Dataset excerpts:
>> Start
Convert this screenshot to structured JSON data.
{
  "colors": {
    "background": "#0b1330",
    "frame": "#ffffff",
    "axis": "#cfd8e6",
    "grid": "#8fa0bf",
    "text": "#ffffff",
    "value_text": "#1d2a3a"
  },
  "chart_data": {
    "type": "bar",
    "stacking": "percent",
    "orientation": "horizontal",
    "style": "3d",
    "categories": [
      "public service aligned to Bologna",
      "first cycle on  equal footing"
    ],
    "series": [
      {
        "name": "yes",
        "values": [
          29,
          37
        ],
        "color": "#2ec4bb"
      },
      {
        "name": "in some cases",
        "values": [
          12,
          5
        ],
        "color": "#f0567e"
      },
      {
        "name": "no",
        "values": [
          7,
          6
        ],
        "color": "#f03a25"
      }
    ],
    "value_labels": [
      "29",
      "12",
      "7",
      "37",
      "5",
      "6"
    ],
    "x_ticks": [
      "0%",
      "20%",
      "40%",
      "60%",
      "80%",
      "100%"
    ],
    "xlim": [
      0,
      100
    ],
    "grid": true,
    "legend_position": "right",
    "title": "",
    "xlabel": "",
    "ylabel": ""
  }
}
>> End
Each record must be returned exactly as it is written.

Convert this screenshot to structured JSON data.
{
  "colors": {
    "background": "#0b1330",
    "frame": "#ffffff",
    "axis": "#cfd8e6",
    "grid": "#8fa0bf",
    "text": "#ffffff",
    "value_text": "#1d2a3a"
  },
  "chart_data": {
    "type": "bar",
    "stacking": "percent",
    "orientation": "horizontal",
    "style": "3d",
    "categories": [
      "public service aligned to Bologna",
      "first cycle on  equal footing"
    ],
    "series": [
      {
        "name": "yes",
        "values": [
          29,
          37
        ],
        "color": "#2ec4bb"
      },
      {
        "name": "in some cases",
        "values": [
          12,
          5
        ],
        "color": "#f0567e"
      },
      {
        "name": "no",
        "values": [
          7,
          6
        ],
        "color": "#f03a25"
      }
    ],
    "value_labels": [
      "29",
      "12",
      "7",
      "37",
      "5",
      "6"
    ],
    "x_ticks": [
      "0%",
      "20%",
      "40%",
      "60%",
      "80%",
      "100%"
    ],
    "xlim": [
      0,
      100
    ],
    "grid": true,
    "legend_position": "right",
    "title": "",
    "xlabel": "",
    "ylabel": ""
  }
}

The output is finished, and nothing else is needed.